**Data records**
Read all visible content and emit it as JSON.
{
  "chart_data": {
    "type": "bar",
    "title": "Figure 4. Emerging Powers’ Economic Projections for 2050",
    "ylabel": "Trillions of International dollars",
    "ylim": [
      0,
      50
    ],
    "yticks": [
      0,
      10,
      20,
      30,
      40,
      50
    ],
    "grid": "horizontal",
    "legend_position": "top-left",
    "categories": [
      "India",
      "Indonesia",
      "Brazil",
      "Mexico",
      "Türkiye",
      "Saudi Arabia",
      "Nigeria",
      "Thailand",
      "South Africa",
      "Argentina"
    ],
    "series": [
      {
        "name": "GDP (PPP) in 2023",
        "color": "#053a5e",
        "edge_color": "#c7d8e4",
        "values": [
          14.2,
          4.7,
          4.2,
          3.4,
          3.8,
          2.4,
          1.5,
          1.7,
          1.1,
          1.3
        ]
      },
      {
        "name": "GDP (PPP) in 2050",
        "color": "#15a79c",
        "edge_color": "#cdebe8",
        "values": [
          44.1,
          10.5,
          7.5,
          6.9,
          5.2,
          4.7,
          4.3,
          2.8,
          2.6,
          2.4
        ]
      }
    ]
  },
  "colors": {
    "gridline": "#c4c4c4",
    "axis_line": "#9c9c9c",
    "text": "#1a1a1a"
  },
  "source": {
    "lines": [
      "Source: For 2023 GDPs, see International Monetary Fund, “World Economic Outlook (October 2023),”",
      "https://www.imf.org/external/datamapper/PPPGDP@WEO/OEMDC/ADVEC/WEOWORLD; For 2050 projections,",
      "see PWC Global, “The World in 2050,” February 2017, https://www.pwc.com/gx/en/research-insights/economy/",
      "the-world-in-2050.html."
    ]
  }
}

**Aim of the task**
Copy every line from the entries that contains the word "name".

**Finished exercise**
        "name": "GDP (PPP) in 2023",
        "name": "GDP (PPP) in 2050",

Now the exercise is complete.